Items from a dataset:
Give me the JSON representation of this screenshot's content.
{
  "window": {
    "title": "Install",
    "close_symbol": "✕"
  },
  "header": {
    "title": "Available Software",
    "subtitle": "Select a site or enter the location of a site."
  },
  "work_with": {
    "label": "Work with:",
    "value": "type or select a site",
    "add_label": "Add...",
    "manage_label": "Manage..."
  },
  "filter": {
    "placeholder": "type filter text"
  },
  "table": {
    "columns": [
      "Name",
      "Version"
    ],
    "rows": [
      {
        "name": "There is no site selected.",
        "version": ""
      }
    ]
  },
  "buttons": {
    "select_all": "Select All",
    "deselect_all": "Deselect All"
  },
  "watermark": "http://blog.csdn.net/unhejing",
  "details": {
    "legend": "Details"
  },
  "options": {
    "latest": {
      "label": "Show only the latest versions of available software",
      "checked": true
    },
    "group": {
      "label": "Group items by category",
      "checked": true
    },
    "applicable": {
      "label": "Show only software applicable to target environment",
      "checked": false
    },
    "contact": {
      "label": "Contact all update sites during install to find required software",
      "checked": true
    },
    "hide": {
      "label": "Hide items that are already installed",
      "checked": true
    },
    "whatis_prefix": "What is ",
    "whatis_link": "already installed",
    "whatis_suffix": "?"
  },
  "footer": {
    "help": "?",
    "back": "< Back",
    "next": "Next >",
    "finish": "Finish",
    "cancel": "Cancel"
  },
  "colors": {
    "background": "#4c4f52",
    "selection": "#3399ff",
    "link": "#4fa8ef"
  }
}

CHALLENGE: Return all of the data exactly as it reads.

FULL OUTPUT:
Give me the JSON representation of this screenshot's content.
{
  "window": {
    "title": "Install",
    "close_symbol": "✕"
  },
  "header": {
    "title": "Available Software",
    "subtitle": "Select a site or enter the location of a site."
  },
  "work_with": {
    "label": "Work with:",
    "value": "type or select a site",
    "add_label": "Add...",
    "manage_label": "Manage..."
  },
  "filter": {
    "placeholder": "type filter text"
  },
  "table": {
    "columns": [
      "Name",
      "Version"
    ],
    "rows": [
      {
        "name": "There is no site selected.",
        "version": ""
      }
    ]
  },
  "buttons": {
    "select_all": "Select All",
    "deselect_all": "Deselect All"
  },
  "watermark": "http://blog.csdn.net/unhejing",
  "details": {
    "legend": "Details"
  },
  "options": {
    "latest": {
      "label": "Show only the latest versions of available software",
      "checked": true
    },
    "group": {
      "label": "Group items by category",
      "checked": true
    },
    "applicable": {
      "label": "Show only software applicable to target environment",
      "checked": false
    },
    "contact": {
      "label": "Contact all update sites during install to find required software",
      "checked": true
    },
    "hide": {
      "label": "Hide items that are already installed",
      "checked": true
    },
    "whatis_prefix": "What is ",
    "whatis_link": "already installed",
    "whatis_suffix": "?"
  },
  "footer": {
    "help": "?",
    "back": "< Back",
    "next": "Next >",
    "finish": "Finish",
    "cancel": "Cancel"
  },
  "colors": {
    "background": "#4c4f52",
    "selection": "#3399ff",
    "link": "#4fa8ef"
  }
}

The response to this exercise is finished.